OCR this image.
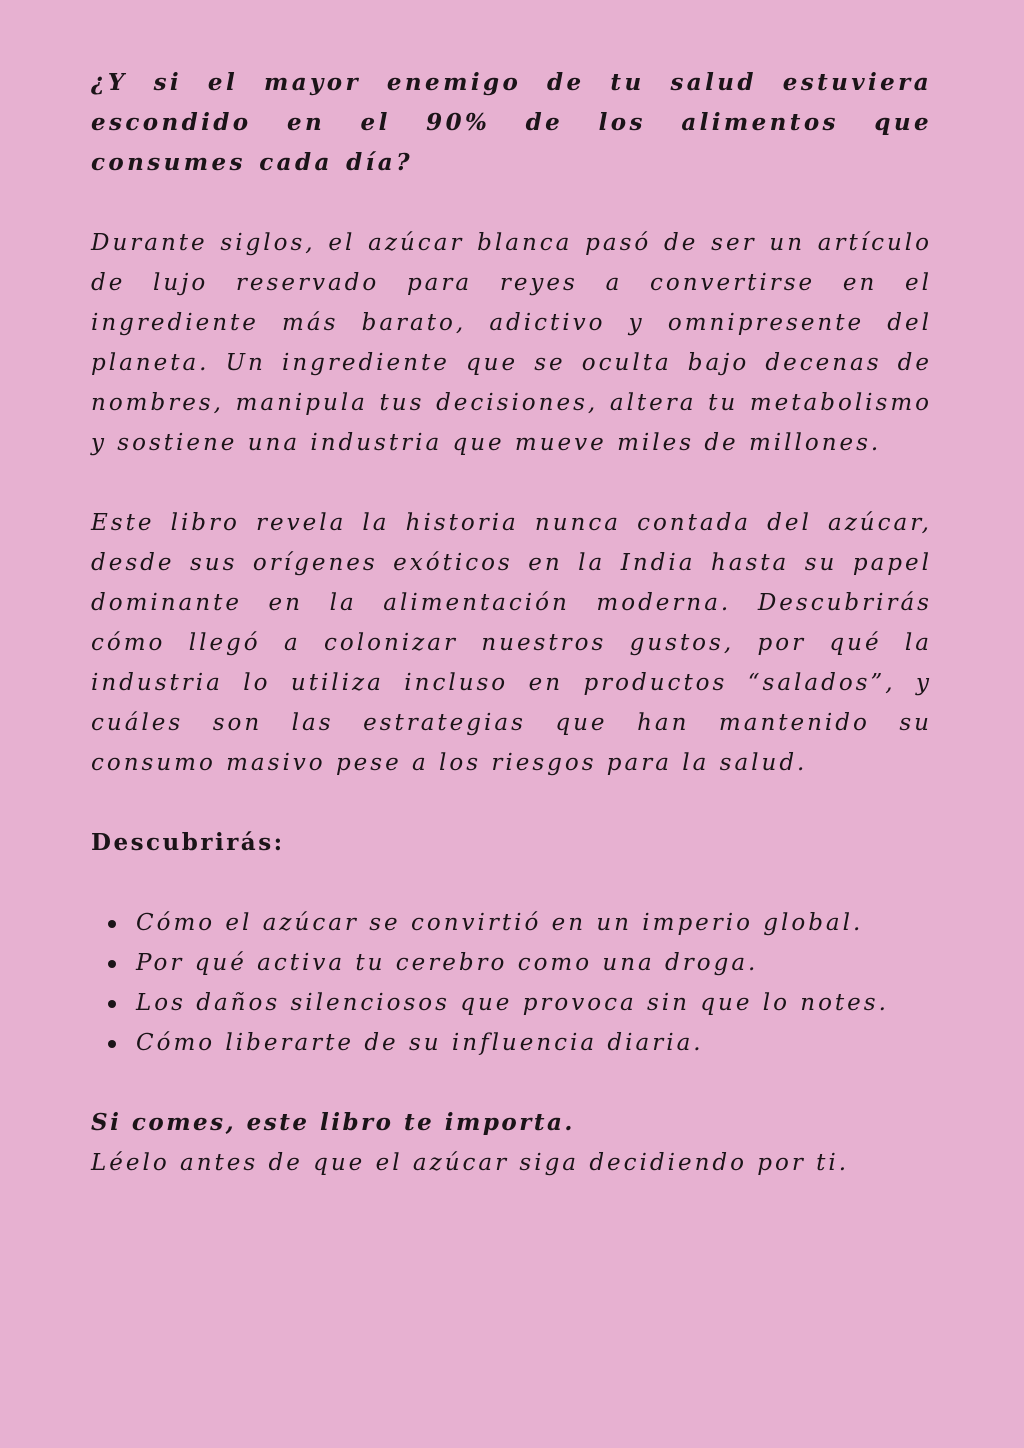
¿Y si el mayor enemigo de tu salud estuviera escondido en el 90% de los alimentos que consumes cada día?

Durante siglos, el azúcar blanca pasó de ser un artículo de lujo reservado para reyes a convertirse en el ingrediente más barato, adictivo y omnipresente del planeta. Un ingrediente que se oculta bajo decenas de nombres, manipula tus decisiones, altera tu metabolismo y sostiene una industria que mueve miles de millones.

Este libro revela la historia nunca contada del azúcar, desde sus orígenes exóticos en la India hasta su papel dominante en la alimentación moderna. Descubrirás cómo llegó a colonizar nuestros gustos, por qué la industria lo utiliza incluso en productos “salados”, y cuáles son las estrategias que han mantenido su consumo masivo pese a los riesgos para la salud.

Descubrirás:

Cómo el azúcar se convirtió en un imperio global.
Por qué activa tu cerebro como una droga.
Los daños silenciosos que provoca sin que lo notes.
Cómo liberarte de su influencia diaria.

Si comes, este libro te importa.

Léelo antes de que el azúcar siga decidiendo por ti.
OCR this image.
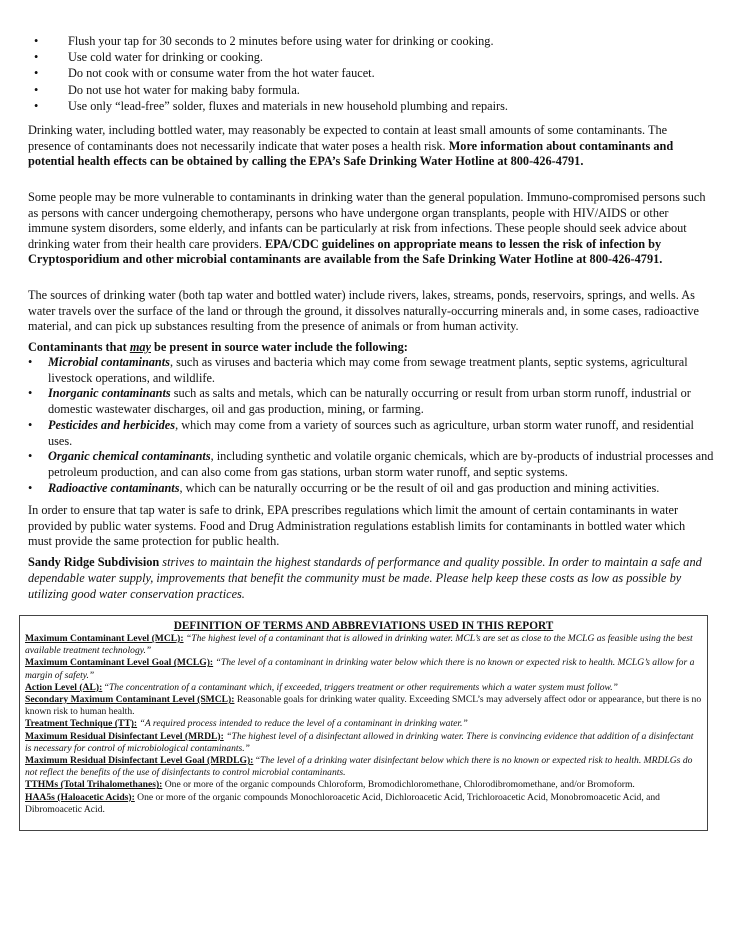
• Flush your tap for 30 seconds to 2 minutes before using water for drinking or cooking.
• Use cold water for drinking or cooking.
• Do not cook with or consume water from the hot water faucet.
• Do not use hot water for making baby formula.
• Use only “lead-free” solder, fluxes and materials in new household plumbing and repairs.

Drinking water, including bottled water, may reasonably be expected to contain at least small amounts of some contaminants. The presence of contaminants does not necessarily indicate that water poses a health risk. More information about contaminants and potential health effects can be obtained by calling the EPA’s Safe Drinking Water Hotline at 800-426-4791.

Some people may be more vulnerable to contaminants in drinking water than the general population. Immuno-compromised persons such as persons with cancer undergoing chemotherapy, persons who have undergone organ transplants, people with HIV/AIDS or other immune system disorders, some elderly, and infants can be particularly at risk from infections. These people should seek advice about drinking water from their health care providers. EPA/CDC guidelines on appropriate means to lessen the risk of infection by Cryptosporidium and other microbial contaminants are available from the Safe Drinking Water Hotline at 800-426-4791.

The sources of drinking water (both tap water and bottled water) include rivers, lakes, streams, ponds, reservoirs, springs, and wells. As water travels over the surface of the land or through the ground, it dissolves naturally-occurring minerals and, in some cases, radioactive material, and can pick up substances resulting from the presence of animals or from human activity.

Contaminants that may be present in source water include the following:
• Microbial contaminants, such as viruses and bacteria which may come from sewage treatment plants, septic systems, agricultural livestock operations, and wildlife.
• Inorganic contaminants such as salts and metals, which can be naturally occurring or result from urban storm runoff, industrial or domestic wastewater discharges, oil and gas production, mining, or farming.
• Pesticides and herbicides, which may come from a variety of sources such as agriculture, urban storm water runoff, and residential uses.
• Organic chemical contaminants, including synthetic and volatile organic chemicals, which are by-products of industrial processes and petroleum production, and can also come from gas stations, urban storm water runoff, and septic systems.
• Radioactive contaminants, which can be naturally occurring or be the result of oil and gas production and mining activities.

In order to ensure that tap water is safe to drink, EPA prescribes regulations which limit the amount of certain contaminants in water provided by public water systems. Food and Drug Administration regulations establish limits for contaminants in bottled water which must provide the same protection for public health.

Sandy Ridge Subdivision strives to maintain the highest standards of performance and quality possible. In order to maintain a safe and dependable water supply, improvements that benefit the community must be made. Please help keep these costs as low as possible by utilizing good water conservation practices.

DEFINITION OF TERMS AND ABBREVIATIONS USED IN THIS REPORT
Maximum Contaminant Level (MCL): “The highest level of a contaminant that is allowed in drinking water. MCL’s are set as close to the MCLG as feasible using the best available treatment technology.”
Maximum Contaminant Level Goal (MCLG): “The level of a contaminant in drinking water below which there is no known or expected risk to health. MCLG’s allow for a margin of safety.”
Action Level (AL): “The concentration of a contaminant which, if exceeded, triggers treatment or other requirements which a water system must follow.”
Secondary Maximum Contaminant Level (SMCL): Reasonable goals for drinking water quality. Exceeding SMCL’s may adversely affect odor or appearance, but there is no known risk to human health.
Treatment Technique (TT): “A required process intended to reduce the level of a contaminant in drinking water.”
Maximum Residual Disinfectant Level (MRDL): “The highest level of a disinfectant allowed in drinking water. There is convincing evidence that addition of a disinfectant is necessary for control of microbiological contaminants.”
Maximum Residual Disinfectant Level Goal (MRDLG): “The level of a drinking water disinfectant below which there is no known or expected risk to health. MRDLGs do not reflect the benefits of the use of disinfectants to control microbial contaminants.
TTHMs (Total Trihalomethanes): One or more of the organic compounds Chloroform, Bromodichloromethane, Chlorodibromomethane, and/or Bromoform.
HAA5s (Haloacetic Acids): One or more of the organic compounds Monochloroacetic Acid, Dichloroacetic Acid, Trichloroacetic Acid, Monobromoacetic Acid, and Dibromoacetic Acid.
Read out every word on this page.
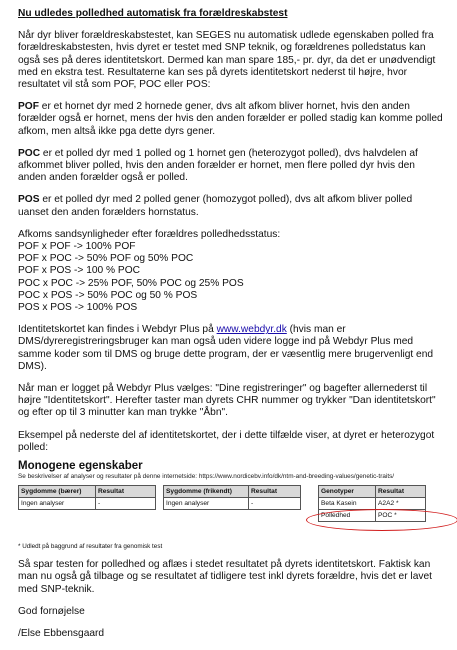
Nu udledes polledhed automatisk fra forældreskabstest

Når dyr bliver forældreskabstestet, kan SEGES nu automatisk udlede egenskaben polled fra forældreskabstesten, hvis dyret er testet med SNP teknik, og forældrenes polledstatus kan også ses på deres identitetskort. Dermed kan man spare 185,- pr. dyr, da det er unødvendigt med en ekstra test. Resultaterne kan ses på dyrets identitetskort nederst til højre, hvor resultatet vil stå som POF, POC eller POS:

POF er et hornet dyr med 2 hornede gener, dvs alt afkom bliver hornet, hvis den anden forælder også er hornet, mens der hvis den anden forælder er polled stadig kan komme polled afkom, men altså ikke pga dette dyrs gener.

POC er et polled dyr med 1 polled og 1 hornet gen (heterozygot polled), dvs halvdelen af afkommet bliver polled, hvis den anden forælder er hornet, men flere polled dyr hvis den anden anden forælder også er polled.

POS er et polled dyr med 2 polled gener (homozygot polled), dvs alt afkom bliver polled uanset den anden forælders hornstatus.

Afkoms sandsynligheder efter forældres polledhedsstatus:
POF x POF -> 100% POF
POF x POC -> 50% POF og 50% POC
POF x POS -> 100 % POC
POC x POC -> 25% POF, 50% POC og 25% POS
POC x POS -> 50% POC og 50 % POS
POS x POS -> 100% POS

Identitetskortet kan findes i Webdyr Plus på www.webdyr.dk (hvis man er DMS/dyreregistreringsbruger kan man også uden videre logge ind på Webdyr Plus med samme koder som til DMS og bruge dette program, der er væsentlig mere brugervenligt end DMS).

Når man er logget på Webdyr Plus vælges: "Dine registreringer" og bagefter allernederst til højre "Identitetskort". Herefter taster man dyrets CHR nummer og trykker "Dan identitetskort" og efter op til 3 minutter kan man trykke "Åbn".

Eksempel på nederste del af identitetskortet, der i dette tilfælde viser, at dyret er heterozygot polled:

Monogene egenskaber

Se beskrivelser af analyser og resultater på denne internetside: https://www.nordicebv.info/dk/ntm-and-breeding-values/genetic-traits/

Sygdomme (bærer)	Resultat
Ingen analyser	-
Sygdomme (frikendt)	Resultat
Ingen analyser	-
Genotyper	Resultat
Beta Kasein	A2A2 *
Polledhed	POC *

* Udledt på baggrund af resultater fra genomisk test

Så spar testen for polledhed og aflæs i stedet resultatet på dyrets identitetskort. Faktisk kan man nu også gå tilbage og se resultatet af tidligere test inkl dyrets forældre, hvis det er lavet med SNP-teknik.

God fornøjelse

/Else Ebbensgaard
=====
• What this task involves
None of the pictures should be copied, but every record above must be restated in full.

• Your response
OCR this image.
¿Y si el mayor enemigo de tu salud estuviera escondido en el 90% de los alimentos que consumes cada día?

Durante siglos, el azúcar blanca pasó de ser un artículo de lujo reservado para reyes a convertirse en el ingrediente más barato, adictivo y omnipresente del planeta. Un ingrediente que se oculta bajo decenas de nombres, manipula tus decisiones, altera tu metabolismo y sostiene una industria que mueve miles de millones.

Este libro revela la historia nunca contada del azúcar, desde sus orígenes exóticos en la India hasta su papel dominante en la alimentación moderna. Descubrirás cómo llegó a colonizar nuestros gustos, por qué la industria lo utiliza incluso en productos “salados”, y cuáles son las estrategias que han mantenido su consumo masivo pese a los riesgos para la salud.

Descubrirás:

Cómo el azúcar se convirtió en un imperio global.
Por qué activa tu cerebro como una droga.
Los daños silenciosos que provoca sin que lo notes.
Cómo liberarte de su influencia diaria.

Si comes, este libro te importa.

Léelo antes de que el azúcar siga decidiendo por ti.
OCR this image.
• Flush your tap for 30 seconds to 2 minutes before using water for drinking or cooking.
• Use cold water for drinking or cooking.
• Do not cook with or consume water from the hot water faucet.
• Do not use hot water for making baby formula.
• Use only “lead-free” solder, fluxes and materials in new household plumbing and repairs.

Drinking water, including bottled water, may reasonably be expected to contain at least small amounts of some contaminants. The presence of contaminants does not necessarily indicate that water poses a health risk. More information about contaminants and potential health effects can be obtained by calling the EPA’s Safe Drinking Water Hotline at 800-426-4791.

Some people may be more vulnerable to contaminants in drinking water than the general population. Immuno-compromised persons such as persons with cancer undergoing chemotherapy, persons who have undergone organ transplants, people with HIV/AIDS or other immune system disorders, some elderly, and infants can be particularly at risk from infections. These people should seek advice about drinking water from their health care providers. EPA/CDC guidelines on appropriate means to lessen the risk of infection by Cryptosporidium and other microbial contaminants are available from the Safe Drinking Water Hotline at 800-426-4791.

The sources of drinking water (both tap water and bottled water) include rivers, lakes, streams, ponds, reservoirs, springs, and wells. As water travels over the surface of the land or through the ground, it dissolves naturally-occurring minerals and, in some cases, radioactive material, and can pick up substances resulting from the presence of animals or from human activity.

Contaminants that may be present in source water include the following:
• Microbial contaminants, such as viruses and bacteria which may come from sewage treatment plants, septic systems, agricultural livestock operations, and wildlife.
• Inorganic contaminants such as salts and metals, which can be naturally occurring or result from urban storm runoff, industrial or domestic wastewater discharges, oil and gas production, mining, or farming.
• Pesticides and herbicides, which may come from a variety of sources such as agriculture, urban storm water runoff, and residential uses.
• Organic chemical contaminants, including synthetic and volatile organic chemicals, which are by-products of industrial processes and petroleum production, and can also come from gas stations, urban storm water runoff, and septic systems.
• Radioactive contaminants, which can be naturally occurring or be the result of oil and gas production and mining activities.

In order to ensure that tap water is safe to drink, EPA prescribes regulations which limit the amount of certain contaminants in water provided by public water systems. Food and Drug Administration regulations establish limits for contaminants in bottled water which must provide the same protection for public health.

Sandy Ridge Subdivision strives to maintain the highest standards of performance and quality possible. In order to maintain a safe and dependable water supply, improvements that benefit the community must be made. Please help keep these costs as low as possible by utilizing good water conservation practices.

DEFINITION OF TERMS AND ABBREVIATIONS USED IN THIS REPORT
Maximum Contaminant Level (MCL): “The highest level of a contaminant that is allowed in drinking water. MCL’s are set as close to the MCLG as feasible using the best available treatment technology.”
Maximum Contaminant Level Goal (MCLG): “The level of a contaminant in drinking water below which there is no known or expected risk to health. MCLG’s allow for a margin of safety.”
Action Level (AL): “The concentration of a contaminant which, if exceeded, triggers treatment or other requirements which a water system must follow.”
Secondary Maximum Contaminant Level (SMCL): Reasonable goals for drinking water quality. Exceeding SMCL’s may adversely affect odor or appearance, but there is no known risk to human health.
Treatment Technique (TT): “A required process intended to reduce the level of a contaminant in drinking water.”
Maximum Residual Disinfectant Level (MRDL): “The highest level of a disinfectant allowed in drinking water. There is convincing evidence that addition of a disinfectant is necessary for control of microbiological contaminants.”
Maximum Residual Disinfectant Level Goal (MRDLG): “The level of a drinking water disinfectant below which there is no known or expected risk to health. MRDLGs do not reflect the benefits of the use of disinfectants to control microbial contaminants.
TTHMs (Total Trihalomethanes): One or more of the organic compounds Chloroform, Bromodichloromethane, Chlorodibromomethane, and/or Bromoform.
HAA5s (Haloacetic Acids): One or more of the organic compounds Monochloroacetic Acid, Dichloroacetic Acid, Trichloroacetic Acid, Monobromoacetic Acid, and Dibromoacetic Acid.
Read out every word on this page.
Nu udledes polledhed automatisk fra forældreskabstest

Når dyr bliver forældreskabstestet, kan SEGES nu automatisk udlede egenskaben polled fra forældreskabstesten, hvis dyret er testet med SNP teknik, og forældrenes polledstatus kan også ses på deres identitetskort. Dermed kan man spare 185,- pr. dyr, da det er unødvendigt med en ekstra test. Resultaterne kan ses på dyrets identitetskort nederst til højre, hvor resultatet vil stå som POF, POC eller POS:

POF er et hornet dyr med 2 hornede gener, dvs alt afkom bliver hornet, hvis den anden forælder også er hornet, mens der hvis den anden forælder er polled stadig kan komme polled afkom, men altså ikke pga dette dyrs gener.

POC er et polled dyr med 1 polled og 1 hornet gen (heterozygot polled), dvs halvdelen af afkommet bliver polled, hvis den anden forælder er hornet, men flere polled dyr hvis den anden anden forælder også er polled.

POS er et polled dyr med 2 polled gener (homozygot polled), dvs alt afkom bliver polled uanset den anden forælders hornstatus.

Afkoms sandsynligheder efter forældres polledhedsstatus:
POF x POF -> 100% POF
POF x POC -> 50% POF og 50% POC
POF x POS -> 100 % POC
POC x POC -> 25% POF, 50% POC og 25% POS
POC x POS -> 50% POC og 50 % POS
POS x POS -> 100% POS

Identitetskortet kan findes i Webdyr Plus på www.webdyr.dk (hvis man er DMS/dyreregistreringsbruger kan man også uden videre logge ind på Webdyr Plus med samme koder som til DMS og bruge dette program, der er væsentlig mere brugervenligt end DMS).

Når man er logget på Webdyr Plus vælges: "Dine registreringer" og bagefter allernederst til højre "Identitetskort". Herefter taster man dyrets CHR nummer og trykker "Dan identitetskort" og efter op til 3 minutter kan man trykke "Åbn".

Eksempel på nederste del af identitetskortet, der i dette tilfælde viser, at dyret er heterozygot polled:

Monogene egenskaber

Se beskrivelser af analyser og resultater på denne internetside: https://www.nordicebv.info/dk/ntm-and-breeding-values/genetic-traits/

Sygdomme (bærer)	Resultat
Ingen analyser	-
Sygdomme (frikendt)	Resultat
Ingen analyser	-
Genotyper	Resultat
Beta Kasein	A2A2 *
Polledhed	POC *

* Udledt på baggrund af resultater fra genomisk test

Så spar testen for polledhed og aflæs i stedet resultatet på dyrets identitetskort. Faktisk kan man nu også gå tilbage og se resultatet af tidligere test inkl dyrets forældre, hvis det er lavet med SNP-teknik.

God fornøjelse

/Else Ebbensgaard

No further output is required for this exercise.